> **EXERCISE**: Go through the material and tally the lines containing the string "Error". Give the total alone.

(Figure dataset records)
-- Start --
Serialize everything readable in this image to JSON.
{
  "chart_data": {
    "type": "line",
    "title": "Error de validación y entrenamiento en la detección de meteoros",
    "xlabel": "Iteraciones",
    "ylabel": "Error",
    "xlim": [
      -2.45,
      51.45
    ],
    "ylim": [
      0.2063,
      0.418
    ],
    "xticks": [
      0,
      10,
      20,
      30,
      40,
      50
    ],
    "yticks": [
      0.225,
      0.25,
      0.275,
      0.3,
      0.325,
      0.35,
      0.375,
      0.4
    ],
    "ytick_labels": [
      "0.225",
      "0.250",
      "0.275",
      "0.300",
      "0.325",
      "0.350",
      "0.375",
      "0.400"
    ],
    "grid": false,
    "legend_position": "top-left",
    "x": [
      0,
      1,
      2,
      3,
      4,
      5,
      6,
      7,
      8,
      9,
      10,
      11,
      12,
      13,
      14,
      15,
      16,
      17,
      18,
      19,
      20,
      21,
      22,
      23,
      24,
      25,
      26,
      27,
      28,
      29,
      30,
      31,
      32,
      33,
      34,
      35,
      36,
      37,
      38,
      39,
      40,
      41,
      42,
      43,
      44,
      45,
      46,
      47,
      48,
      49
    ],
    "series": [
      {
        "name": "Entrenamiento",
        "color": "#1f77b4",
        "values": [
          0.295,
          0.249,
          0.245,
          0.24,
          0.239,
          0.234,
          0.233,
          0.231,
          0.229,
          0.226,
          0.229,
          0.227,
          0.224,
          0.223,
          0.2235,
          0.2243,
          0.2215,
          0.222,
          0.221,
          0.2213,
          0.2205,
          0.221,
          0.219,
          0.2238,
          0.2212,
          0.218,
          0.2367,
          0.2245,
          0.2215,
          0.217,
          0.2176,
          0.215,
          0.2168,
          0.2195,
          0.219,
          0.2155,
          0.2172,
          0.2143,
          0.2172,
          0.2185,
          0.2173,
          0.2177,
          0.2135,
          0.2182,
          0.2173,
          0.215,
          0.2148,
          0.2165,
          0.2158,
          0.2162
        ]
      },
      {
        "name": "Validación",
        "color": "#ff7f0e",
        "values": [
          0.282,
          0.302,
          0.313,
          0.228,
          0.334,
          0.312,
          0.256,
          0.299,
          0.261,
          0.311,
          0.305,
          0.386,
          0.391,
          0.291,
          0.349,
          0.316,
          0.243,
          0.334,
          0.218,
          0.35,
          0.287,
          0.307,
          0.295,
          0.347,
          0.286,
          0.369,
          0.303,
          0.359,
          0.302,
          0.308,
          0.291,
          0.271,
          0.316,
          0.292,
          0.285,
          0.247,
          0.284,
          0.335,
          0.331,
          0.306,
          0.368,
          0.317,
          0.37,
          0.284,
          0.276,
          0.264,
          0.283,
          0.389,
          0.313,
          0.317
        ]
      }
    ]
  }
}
-- End --
> **EXERCISE OUTPUT**: 2